### PROBLEM DETAILS
Your task is to copy each line that has the word "приложении".

(Dataset items)
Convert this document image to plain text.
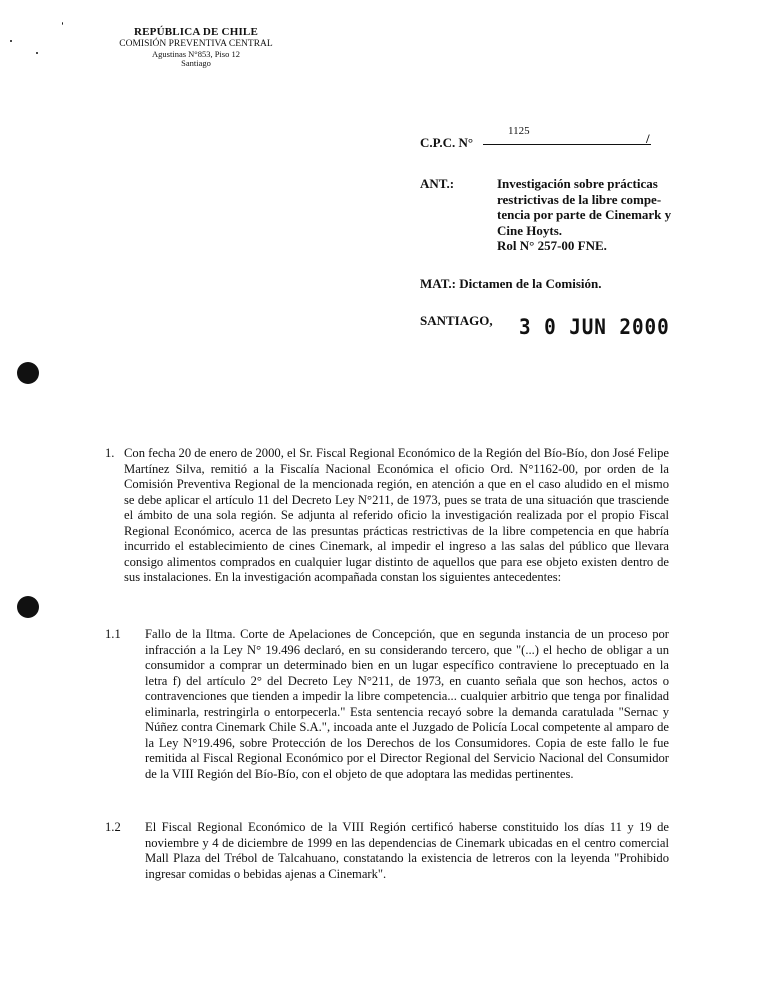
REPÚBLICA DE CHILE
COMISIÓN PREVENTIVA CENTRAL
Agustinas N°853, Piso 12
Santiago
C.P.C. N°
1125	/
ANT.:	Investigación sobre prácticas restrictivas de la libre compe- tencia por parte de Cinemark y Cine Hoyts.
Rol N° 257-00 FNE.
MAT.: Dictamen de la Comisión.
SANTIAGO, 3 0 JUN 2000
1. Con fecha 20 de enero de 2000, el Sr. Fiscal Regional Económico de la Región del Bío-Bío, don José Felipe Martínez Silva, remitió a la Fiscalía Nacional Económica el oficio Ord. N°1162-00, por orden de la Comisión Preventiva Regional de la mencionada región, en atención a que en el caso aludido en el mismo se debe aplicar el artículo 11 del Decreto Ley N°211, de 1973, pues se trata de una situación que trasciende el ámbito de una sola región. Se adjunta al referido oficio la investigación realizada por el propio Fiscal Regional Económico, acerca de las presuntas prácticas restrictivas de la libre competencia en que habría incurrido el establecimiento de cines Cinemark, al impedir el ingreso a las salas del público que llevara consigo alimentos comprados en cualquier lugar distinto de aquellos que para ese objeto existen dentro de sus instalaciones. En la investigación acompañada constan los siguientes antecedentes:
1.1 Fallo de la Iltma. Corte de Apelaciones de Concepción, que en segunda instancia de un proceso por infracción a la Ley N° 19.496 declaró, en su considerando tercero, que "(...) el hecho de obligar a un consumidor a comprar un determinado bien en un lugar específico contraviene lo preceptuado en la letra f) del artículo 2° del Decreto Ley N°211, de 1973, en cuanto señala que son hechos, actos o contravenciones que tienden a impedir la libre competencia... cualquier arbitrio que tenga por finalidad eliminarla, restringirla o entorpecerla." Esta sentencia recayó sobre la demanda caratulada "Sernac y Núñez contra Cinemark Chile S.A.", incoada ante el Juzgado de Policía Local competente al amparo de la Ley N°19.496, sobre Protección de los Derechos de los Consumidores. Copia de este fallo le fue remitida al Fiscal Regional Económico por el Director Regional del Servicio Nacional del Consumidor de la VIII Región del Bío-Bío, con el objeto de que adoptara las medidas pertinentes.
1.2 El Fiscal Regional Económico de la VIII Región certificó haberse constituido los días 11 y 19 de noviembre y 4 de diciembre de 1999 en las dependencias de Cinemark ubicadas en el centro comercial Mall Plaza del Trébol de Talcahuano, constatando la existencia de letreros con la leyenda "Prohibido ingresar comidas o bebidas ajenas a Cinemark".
--
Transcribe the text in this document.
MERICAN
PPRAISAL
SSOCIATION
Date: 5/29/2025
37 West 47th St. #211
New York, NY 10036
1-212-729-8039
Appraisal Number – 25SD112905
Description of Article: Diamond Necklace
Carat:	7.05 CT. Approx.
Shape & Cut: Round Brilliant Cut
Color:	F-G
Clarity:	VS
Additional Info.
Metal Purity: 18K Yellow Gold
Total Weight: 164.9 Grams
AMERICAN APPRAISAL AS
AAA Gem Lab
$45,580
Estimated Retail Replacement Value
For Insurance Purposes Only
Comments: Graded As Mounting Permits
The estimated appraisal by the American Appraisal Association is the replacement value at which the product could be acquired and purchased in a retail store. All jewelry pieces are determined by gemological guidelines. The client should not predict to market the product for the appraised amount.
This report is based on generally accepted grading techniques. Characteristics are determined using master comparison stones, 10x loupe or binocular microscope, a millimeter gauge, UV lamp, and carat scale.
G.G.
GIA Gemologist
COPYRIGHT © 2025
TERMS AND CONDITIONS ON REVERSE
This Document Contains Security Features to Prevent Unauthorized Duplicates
...
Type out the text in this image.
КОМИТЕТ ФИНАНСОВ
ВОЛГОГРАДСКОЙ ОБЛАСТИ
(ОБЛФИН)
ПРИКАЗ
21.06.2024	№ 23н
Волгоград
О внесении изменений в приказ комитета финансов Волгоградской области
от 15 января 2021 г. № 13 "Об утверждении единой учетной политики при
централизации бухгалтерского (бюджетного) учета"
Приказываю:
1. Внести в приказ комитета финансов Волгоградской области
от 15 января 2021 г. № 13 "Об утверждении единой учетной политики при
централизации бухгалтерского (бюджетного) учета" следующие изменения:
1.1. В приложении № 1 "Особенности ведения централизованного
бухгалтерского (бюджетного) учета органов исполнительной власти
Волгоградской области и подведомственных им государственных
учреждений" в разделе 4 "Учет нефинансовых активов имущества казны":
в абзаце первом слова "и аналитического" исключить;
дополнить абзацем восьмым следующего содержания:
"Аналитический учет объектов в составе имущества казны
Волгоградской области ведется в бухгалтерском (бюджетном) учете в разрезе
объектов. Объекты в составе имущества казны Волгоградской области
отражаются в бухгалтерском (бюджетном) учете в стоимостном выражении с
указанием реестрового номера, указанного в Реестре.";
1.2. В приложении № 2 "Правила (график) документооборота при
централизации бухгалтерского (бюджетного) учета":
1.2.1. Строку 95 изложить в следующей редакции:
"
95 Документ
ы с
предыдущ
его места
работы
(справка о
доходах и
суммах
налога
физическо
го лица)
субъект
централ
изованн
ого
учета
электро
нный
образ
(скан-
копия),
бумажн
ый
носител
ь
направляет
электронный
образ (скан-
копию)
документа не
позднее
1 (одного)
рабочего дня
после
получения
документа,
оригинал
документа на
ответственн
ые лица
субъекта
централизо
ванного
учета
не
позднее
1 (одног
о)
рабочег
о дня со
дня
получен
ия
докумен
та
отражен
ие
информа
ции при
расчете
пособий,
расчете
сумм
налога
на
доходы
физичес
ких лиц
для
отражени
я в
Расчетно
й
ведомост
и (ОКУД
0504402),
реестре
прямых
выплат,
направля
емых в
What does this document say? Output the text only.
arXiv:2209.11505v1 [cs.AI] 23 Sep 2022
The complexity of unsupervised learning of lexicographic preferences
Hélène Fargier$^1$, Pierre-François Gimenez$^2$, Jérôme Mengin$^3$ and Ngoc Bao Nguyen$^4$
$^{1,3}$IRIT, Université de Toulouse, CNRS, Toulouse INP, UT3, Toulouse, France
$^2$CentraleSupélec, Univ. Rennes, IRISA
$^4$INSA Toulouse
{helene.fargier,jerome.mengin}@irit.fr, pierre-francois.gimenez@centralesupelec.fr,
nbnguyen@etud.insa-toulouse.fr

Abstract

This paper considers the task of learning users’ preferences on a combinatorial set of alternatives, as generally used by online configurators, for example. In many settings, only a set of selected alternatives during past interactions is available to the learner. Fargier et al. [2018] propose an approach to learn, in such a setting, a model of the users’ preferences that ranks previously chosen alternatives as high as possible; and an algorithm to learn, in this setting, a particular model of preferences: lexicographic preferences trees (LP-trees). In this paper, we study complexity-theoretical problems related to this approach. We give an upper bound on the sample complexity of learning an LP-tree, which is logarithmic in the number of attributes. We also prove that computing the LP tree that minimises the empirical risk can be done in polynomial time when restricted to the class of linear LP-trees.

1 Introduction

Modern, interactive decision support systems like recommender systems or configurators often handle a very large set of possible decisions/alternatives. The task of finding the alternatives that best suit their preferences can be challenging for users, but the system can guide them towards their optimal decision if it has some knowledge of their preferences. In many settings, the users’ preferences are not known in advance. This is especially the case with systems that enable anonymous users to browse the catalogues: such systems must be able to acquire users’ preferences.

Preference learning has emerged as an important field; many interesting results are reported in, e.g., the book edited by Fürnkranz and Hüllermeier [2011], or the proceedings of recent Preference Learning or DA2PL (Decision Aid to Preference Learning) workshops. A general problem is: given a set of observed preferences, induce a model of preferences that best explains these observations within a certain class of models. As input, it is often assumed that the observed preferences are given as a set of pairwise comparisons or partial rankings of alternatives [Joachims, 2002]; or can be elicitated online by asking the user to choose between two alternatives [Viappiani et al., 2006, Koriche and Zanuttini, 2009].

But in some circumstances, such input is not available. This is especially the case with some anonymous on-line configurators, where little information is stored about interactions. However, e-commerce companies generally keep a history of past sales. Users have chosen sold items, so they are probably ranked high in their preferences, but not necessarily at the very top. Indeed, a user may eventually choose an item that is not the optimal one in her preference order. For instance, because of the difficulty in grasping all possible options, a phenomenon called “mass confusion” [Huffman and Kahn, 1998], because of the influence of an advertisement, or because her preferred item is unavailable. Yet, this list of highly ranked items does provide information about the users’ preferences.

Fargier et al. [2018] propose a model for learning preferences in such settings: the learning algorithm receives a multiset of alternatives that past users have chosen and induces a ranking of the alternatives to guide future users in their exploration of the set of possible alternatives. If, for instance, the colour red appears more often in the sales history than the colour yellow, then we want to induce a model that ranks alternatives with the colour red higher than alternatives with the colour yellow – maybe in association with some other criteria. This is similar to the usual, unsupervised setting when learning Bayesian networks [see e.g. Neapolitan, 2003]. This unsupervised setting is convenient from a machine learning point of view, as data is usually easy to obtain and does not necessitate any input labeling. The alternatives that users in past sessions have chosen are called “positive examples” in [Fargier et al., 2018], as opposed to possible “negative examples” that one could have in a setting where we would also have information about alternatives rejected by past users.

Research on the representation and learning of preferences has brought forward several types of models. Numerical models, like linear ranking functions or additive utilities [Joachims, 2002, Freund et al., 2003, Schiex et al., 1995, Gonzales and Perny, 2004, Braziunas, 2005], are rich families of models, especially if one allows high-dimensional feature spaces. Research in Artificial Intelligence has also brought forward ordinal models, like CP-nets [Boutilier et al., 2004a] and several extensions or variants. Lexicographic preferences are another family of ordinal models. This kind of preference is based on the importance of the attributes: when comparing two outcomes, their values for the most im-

### RESPONSE
1.1. В приложении № 1 "Особенности ведения централизованного
1.2. В приложении № 2 "Правила (график) документооборота при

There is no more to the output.